EXERCISE 1:
Collect every line of the records that contains the word "should".

Voices of Experience

Planned summit on DADT will highlight experiences of nations with inclusive armed forces

From Senate Armed Services Committee Chairman Carl Levin (D-Mich.) to moderate Republican Sen. Susan Collins (Maine), many substantial questions raised at last week’s hearing regarding the future of the military’s “Don’t Ask, Don’t Tell” policy related to the experience of other nations that have ended their bans on openly gay and lesbian soldiers. The Palm Center is taking action to answer those questions, announcing a spring summit in D.C. to bring together military and civilian experts who have knowledge of those nations’ experiences.

Christopher Neff, a spokesman for The Palm Center, said on Monday, Feb. 8, “Our goal was to get people who had direct knowledge and expertise” about implementing an end to bans on openly gay service and running military operations without such bans. The center already has confirmed the participation of British and Israeli experts, two countries that allow openly gay or lesbian service. The summit is to be held sometime before Memorial Day, depending on the schedules of attendees.

Aaron Belkin, director of The Palm Center, said in a statement, “As military and political leaders anticipate the end of ‘Don’t Ask, Don’t Tell,’ the lessons from the twenty-five foreign forces that allow open gay service are instructive.”

LISTED RECORDS:
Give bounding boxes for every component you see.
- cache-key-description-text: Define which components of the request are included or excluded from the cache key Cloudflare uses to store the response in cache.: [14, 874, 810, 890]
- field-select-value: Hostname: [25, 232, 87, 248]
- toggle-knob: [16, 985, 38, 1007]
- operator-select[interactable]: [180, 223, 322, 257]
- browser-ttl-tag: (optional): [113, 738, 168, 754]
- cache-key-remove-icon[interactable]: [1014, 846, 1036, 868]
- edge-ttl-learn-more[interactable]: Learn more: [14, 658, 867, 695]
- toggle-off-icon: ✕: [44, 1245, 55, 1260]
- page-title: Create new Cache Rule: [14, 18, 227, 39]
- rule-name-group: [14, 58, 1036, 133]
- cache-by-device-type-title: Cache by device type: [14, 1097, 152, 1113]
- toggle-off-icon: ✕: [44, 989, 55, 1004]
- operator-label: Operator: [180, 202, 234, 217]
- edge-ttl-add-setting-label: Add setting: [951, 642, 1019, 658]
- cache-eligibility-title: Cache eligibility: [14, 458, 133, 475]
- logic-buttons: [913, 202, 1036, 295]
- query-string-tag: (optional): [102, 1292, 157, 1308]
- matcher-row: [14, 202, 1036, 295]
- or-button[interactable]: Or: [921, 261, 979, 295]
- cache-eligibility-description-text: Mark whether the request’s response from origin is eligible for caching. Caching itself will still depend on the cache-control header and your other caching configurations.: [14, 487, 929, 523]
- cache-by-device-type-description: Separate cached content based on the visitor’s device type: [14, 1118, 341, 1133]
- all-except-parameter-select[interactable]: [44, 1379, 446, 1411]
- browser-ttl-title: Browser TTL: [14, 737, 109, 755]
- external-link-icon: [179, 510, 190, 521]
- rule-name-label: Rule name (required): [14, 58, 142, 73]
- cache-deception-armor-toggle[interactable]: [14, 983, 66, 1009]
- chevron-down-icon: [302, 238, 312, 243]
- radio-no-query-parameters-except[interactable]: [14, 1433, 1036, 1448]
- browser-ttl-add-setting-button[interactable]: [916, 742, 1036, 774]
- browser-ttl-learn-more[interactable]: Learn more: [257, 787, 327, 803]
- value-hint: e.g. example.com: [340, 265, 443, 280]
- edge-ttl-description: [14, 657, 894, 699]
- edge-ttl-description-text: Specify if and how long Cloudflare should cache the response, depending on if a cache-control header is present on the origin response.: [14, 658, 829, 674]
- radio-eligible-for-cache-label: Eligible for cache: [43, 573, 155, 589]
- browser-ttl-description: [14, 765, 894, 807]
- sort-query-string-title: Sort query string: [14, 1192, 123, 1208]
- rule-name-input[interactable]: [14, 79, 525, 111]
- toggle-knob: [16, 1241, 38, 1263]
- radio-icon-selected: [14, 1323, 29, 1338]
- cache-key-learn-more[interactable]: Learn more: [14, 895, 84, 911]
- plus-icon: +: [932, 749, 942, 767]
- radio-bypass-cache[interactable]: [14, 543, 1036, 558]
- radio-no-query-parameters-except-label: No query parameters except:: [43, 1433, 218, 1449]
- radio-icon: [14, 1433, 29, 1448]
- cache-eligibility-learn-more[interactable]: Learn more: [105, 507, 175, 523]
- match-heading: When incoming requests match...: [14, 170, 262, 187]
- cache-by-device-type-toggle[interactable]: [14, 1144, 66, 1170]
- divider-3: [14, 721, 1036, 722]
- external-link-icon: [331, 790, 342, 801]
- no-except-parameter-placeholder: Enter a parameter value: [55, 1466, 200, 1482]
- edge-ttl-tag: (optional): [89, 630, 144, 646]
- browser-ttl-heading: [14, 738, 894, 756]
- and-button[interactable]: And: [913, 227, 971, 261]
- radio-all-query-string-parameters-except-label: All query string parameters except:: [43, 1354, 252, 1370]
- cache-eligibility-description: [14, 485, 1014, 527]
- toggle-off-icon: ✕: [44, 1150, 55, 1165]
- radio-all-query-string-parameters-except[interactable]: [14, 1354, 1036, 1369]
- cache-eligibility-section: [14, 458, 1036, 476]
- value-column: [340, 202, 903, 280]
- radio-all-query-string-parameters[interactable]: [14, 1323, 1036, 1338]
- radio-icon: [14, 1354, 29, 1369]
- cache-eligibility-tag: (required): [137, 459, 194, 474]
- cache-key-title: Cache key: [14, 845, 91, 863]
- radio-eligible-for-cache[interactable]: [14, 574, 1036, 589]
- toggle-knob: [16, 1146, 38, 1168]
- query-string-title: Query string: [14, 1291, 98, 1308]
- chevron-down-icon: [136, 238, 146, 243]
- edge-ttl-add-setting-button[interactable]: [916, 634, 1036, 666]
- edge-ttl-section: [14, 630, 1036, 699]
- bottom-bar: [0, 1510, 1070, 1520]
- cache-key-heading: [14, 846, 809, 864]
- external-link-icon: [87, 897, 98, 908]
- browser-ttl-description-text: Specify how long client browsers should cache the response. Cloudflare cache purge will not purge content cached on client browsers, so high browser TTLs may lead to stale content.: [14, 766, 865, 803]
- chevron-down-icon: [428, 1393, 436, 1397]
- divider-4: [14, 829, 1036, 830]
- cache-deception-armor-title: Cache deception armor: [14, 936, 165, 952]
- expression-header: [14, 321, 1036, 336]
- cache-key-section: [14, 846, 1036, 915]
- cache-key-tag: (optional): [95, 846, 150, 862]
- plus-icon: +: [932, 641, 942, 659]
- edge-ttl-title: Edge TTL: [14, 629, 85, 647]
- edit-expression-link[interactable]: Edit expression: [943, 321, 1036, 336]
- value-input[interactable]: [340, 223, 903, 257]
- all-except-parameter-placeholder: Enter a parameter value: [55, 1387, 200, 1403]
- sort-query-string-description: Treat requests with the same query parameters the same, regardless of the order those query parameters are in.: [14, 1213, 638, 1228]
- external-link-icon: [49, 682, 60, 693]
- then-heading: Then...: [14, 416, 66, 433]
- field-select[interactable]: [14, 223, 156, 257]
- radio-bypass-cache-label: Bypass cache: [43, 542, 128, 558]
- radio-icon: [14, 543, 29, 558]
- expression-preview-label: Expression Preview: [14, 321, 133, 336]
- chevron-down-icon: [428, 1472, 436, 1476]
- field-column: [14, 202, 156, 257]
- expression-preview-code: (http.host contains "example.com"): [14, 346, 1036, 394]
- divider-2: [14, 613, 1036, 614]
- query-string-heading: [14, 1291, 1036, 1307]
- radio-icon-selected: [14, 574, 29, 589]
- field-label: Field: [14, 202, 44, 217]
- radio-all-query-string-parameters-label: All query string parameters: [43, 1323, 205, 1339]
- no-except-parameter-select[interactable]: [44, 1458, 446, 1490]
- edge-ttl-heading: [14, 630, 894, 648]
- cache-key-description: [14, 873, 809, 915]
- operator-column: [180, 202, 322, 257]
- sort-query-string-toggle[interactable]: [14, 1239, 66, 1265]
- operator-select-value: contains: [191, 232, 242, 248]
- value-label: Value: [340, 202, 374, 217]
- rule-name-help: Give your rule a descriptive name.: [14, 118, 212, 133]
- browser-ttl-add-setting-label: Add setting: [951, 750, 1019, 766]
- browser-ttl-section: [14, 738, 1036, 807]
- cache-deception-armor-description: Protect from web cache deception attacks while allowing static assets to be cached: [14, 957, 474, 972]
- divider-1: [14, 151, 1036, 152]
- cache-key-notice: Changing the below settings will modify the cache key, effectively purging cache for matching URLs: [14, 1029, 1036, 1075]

EXERCISE 2:
In the summit announcement, condense the paragraph beginning "Christopher Neff, a spokesman" into a shorter version that keeps its main facts.

COMPLETE OUTPUT 1:
- edge-ttl-description-text: Specify if and how long Cloudflare should cache the response, depending on if a cache-control header is present on the origin response.: [14, 658, 829, 674]
- browser-ttl-description-text: Specify how long client browsers should cache the response. Cloudflare cache purge will not purge content cached on client browsers, so high browser TTLs may lead to stale content.: [14, 766, 865, 803]

COMPLETE OUTPUT 2:
On Monday, Feb. 8, Palm Center spokesman Christopher Neff said the goal was to gather people with direct knowledge and expertise in ending bans on openly gay service and running military operations without such bans. British and Israeli experts, from two countries that allow openly gay or lesbian service, have already confirmed. The summit will take place before Memorial Day, with the date depending on attendees' schedules.